• **Problem to solve**
Print every line of the listing exactly, please.

• **Extracted records**
______________________________

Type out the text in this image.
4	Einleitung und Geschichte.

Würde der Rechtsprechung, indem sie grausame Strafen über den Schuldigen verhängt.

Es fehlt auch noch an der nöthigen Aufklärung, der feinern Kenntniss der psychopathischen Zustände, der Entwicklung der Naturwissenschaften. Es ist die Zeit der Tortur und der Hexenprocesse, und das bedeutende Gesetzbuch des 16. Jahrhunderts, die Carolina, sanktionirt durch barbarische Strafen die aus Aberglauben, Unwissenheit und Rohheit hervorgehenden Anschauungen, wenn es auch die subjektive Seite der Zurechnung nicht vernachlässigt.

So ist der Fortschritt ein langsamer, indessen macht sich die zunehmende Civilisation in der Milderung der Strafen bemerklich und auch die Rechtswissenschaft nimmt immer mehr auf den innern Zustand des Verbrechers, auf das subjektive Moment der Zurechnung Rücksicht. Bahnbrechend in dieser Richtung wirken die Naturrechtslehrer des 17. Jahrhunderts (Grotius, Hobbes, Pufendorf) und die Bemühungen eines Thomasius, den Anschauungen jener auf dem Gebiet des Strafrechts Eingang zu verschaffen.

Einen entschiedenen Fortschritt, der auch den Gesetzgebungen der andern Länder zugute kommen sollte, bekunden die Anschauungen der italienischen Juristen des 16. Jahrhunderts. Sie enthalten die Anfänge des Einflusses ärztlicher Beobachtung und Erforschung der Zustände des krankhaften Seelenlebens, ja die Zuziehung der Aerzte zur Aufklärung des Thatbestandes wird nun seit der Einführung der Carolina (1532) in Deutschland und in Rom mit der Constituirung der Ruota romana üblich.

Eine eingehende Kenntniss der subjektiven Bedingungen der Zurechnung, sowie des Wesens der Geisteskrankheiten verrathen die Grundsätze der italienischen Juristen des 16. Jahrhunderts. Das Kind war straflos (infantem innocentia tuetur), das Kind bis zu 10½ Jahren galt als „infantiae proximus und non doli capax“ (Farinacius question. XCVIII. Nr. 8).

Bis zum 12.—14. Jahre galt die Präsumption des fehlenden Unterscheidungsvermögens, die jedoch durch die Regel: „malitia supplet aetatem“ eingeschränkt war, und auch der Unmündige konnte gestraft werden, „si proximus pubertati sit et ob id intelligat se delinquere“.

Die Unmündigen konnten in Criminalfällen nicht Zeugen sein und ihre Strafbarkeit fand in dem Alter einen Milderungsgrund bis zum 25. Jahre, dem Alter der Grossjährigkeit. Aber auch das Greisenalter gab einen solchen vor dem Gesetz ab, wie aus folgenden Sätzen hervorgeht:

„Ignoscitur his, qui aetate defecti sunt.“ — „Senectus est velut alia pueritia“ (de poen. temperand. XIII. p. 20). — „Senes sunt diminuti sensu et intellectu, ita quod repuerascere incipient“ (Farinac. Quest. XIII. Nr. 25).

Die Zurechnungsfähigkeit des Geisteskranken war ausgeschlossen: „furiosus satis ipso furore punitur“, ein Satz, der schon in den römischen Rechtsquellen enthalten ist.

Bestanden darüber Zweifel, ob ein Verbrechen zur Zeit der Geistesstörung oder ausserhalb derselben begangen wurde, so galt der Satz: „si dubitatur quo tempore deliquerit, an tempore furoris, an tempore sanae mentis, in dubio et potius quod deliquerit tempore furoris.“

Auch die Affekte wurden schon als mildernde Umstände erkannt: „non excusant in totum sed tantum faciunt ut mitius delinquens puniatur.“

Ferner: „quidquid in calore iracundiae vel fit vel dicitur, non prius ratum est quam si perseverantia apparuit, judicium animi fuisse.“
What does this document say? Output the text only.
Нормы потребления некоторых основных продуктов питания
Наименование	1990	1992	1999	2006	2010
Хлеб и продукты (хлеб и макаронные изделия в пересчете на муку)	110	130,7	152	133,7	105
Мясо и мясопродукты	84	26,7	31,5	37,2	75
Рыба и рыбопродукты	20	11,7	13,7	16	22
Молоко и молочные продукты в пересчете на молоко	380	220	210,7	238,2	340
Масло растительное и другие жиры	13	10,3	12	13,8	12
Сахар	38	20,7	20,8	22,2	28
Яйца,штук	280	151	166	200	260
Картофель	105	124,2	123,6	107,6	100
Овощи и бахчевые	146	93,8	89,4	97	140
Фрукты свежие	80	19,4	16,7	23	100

______________________________

• **Solution for this problem**
Type out the text in this image.
4	Einleitung und Geschichte.

Würde der Rechtsprechung, indem sie grausame Strafen über den Schuldigen verhängt.

Es fehlt auch noch an der nöthigen Aufklärung, der feinern Kenntniss der psychopathischen Zustände, der Entwicklung der Naturwissenschaften. Es ist die Zeit der Tortur und der Hexenprocesse, und das bedeutende Gesetzbuch des 16. Jahrhunderts, die Carolina, sanktionirt durch barbarische Strafen die aus Aberglauben, Unwissenheit und Rohheit hervorgehenden Anschauungen, wenn es auch die subjektive Seite der Zurechnung nicht vernachlässigt.

So ist der Fortschritt ein langsamer, indessen macht sich die zunehmende Civilisation in der Milderung der Strafen bemerklich und auch die Rechtswissenschaft nimmt immer mehr auf den innern Zustand des Verbrechers, auf das subjektive Moment der Zurechnung Rücksicht. Bahnbrechend in dieser Richtung wirken die Naturrechtslehrer des 17. Jahrhunderts (Grotius, Hobbes, Pufendorf) und die Bemühungen eines Thomasius, den Anschauungen jener auf dem Gebiet des Strafrechts Eingang zu verschaffen.

Einen entschiedenen Fortschritt, der auch den Gesetzgebungen der andern Länder zugute kommen sollte, bekunden die Anschauungen der italienischen Juristen des 16. Jahrhunderts. Sie enthalten die Anfänge des Einflusses ärztlicher Beobachtung und Erforschung der Zustände des krankhaften Seelenlebens, ja die Zuziehung der Aerzte zur Aufklärung des Thatbestandes wird nun seit der Einführung der Carolina (1532) in Deutschland und in Rom mit der Constituirung der Ruota romana üblich.

Eine eingehende Kenntniss der subjektiven Bedingungen der Zurechnung, sowie des Wesens der Geisteskrankheiten verrathen die Grundsätze der italienischen Juristen des 16. Jahrhunderts. Das Kind war straflos (infantem innocentia tuetur), das Kind bis zu 10½ Jahren galt als „infantiae proximus und non doli capax“ (Farinacius question. XCVIII. Nr. 8).

Bis zum 12.—14. Jahre galt die Präsumption des fehlenden Unterscheidungsvermögens, die jedoch durch die Regel: „malitia supplet aetatem“ eingeschränkt war, und auch der Unmündige konnte gestraft werden, „si proximus pubertati sit et ob id intelligat se delinquere“.

Die Unmündigen konnten in Criminalfällen nicht Zeugen sein und ihre Strafbarkeit fand in dem Alter einen Milderungsgrund bis zum 25. Jahre, dem Alter der Grossjährigkeit. Aber auch das Greisenalter gab einen solchen vor dem Gesetz ab, wie aus folgenden Sätzen hervorgeht:

„Ignoscitur his, qui aetate defecti sunt.“ — „Senectus est velut alia pueritia“ (de poen. temperand. XIII. p. 20). — „Senes sunt diminuti sensu et intellectu, ita quod repuerascere incipient“ (Farinac. Quest. XIII. Nr. 25).

Die Zurechnungsfähigkeit des Geisteskranken war ausgeschlossen: „furiosus satis ipso furore punitur“, ein Satz, der schon in den römischen Rechtsquellen enthalten ist.

Bestanden darüber Zweifel, ob ein Verbrechen zur Zeit der Geistesstörung oder ausserhalb derselben begangen wurde, so galt der Satz: „si dubitatur quo tempore deliquerit, an tempore furoris, an tempore sanae mentis, in dubio et potius quod deliquerit tempore furoris.“

Auch die Affekte wurden schon als mildernde Umstände erkannt: „non excusant in totum sed tantum faciunt ut mitius delinquens puniatur.“

Ferner: „quidquid in calore iracundiae vel fit vel dicitur, non prius ratum est quam si perseverantia apparuit, judicium animi fuisse.“
What does this document say? Output the text only.
Нормы потребления некоторых основных продуктов питания
Наименование	1990	1992	1999	2006	2010
Хлеб и продукты (хлеб и макаронные изделия в пересчете на муку)	110	130,7	152	133,7	105
Мясо и мясопродукты	84	26,7	31,5	37,2	75
Рыба и рыбопродукты	20	11,7	13,7	16	22
Молоко и молочные продукты в пересчете на молоко	380	220	210,7	238,2	340
Масло растительное и другие жиры	13	10,3	12	13,8	12
Сахар	38	20,7	20,8	22,2	28
Яйца,штук	280	151	166	200	260
Картофель	105	124,2	123,6	107,6	100
Овощи и бахчевые	146	93,8	89,4	97	140
Фрукты свежие	80	19,4	16,7	23	100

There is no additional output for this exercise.